What to do: In your copy, reproduce the entries exactly as they are, minus the images.

** START OF Material for the task **

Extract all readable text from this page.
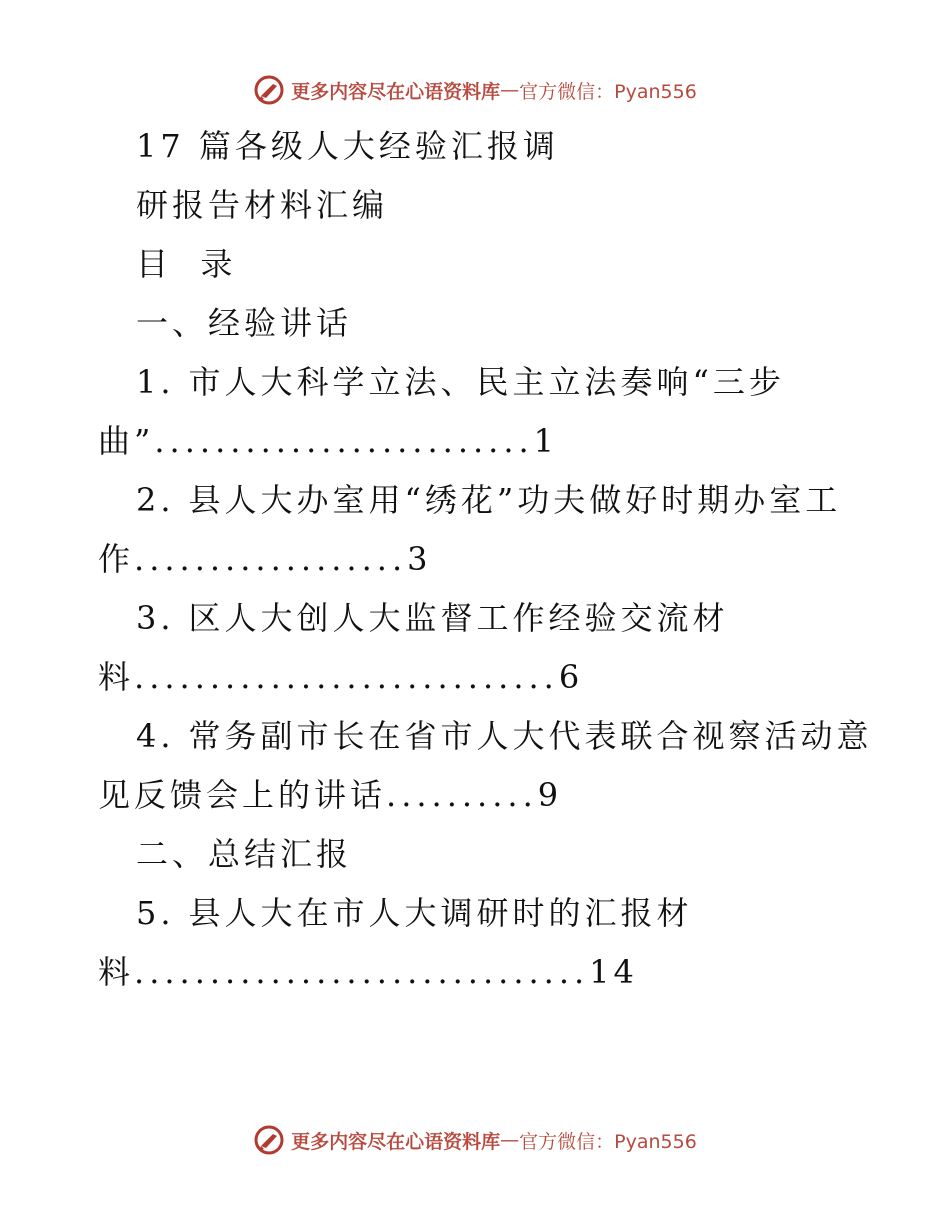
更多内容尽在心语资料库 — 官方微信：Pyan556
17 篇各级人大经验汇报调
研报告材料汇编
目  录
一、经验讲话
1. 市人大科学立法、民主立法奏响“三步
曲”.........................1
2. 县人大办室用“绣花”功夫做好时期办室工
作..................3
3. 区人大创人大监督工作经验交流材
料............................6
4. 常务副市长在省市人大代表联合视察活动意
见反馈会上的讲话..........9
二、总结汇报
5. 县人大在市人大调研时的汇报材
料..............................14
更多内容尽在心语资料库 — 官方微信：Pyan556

** END OF Material for the task **

Exercise result:
Extract all readable text from this page.
更多内容尽在心语资料库 — 官方微信：Pyan556
17 篇各级人大经验汇报调
研报告材料汇编
目  录
一、经验讲话
1. 市人大科学立法、民主立法奏响“三步
曲”.........................1
2. 县人大办室用“绣花”功夫做好时期办室工
作..................3
3. 区人大创人大监督工作经验交流材
料............................6
4. 常务副市长在省市人大代表联合视察活动意
见反馈会上的讲话..........9
二、总结汇报
5. 县人大在市人大调研时的汇报材
料..............................14
更多内容尽在心语资料库 — 官方微信：Pyan556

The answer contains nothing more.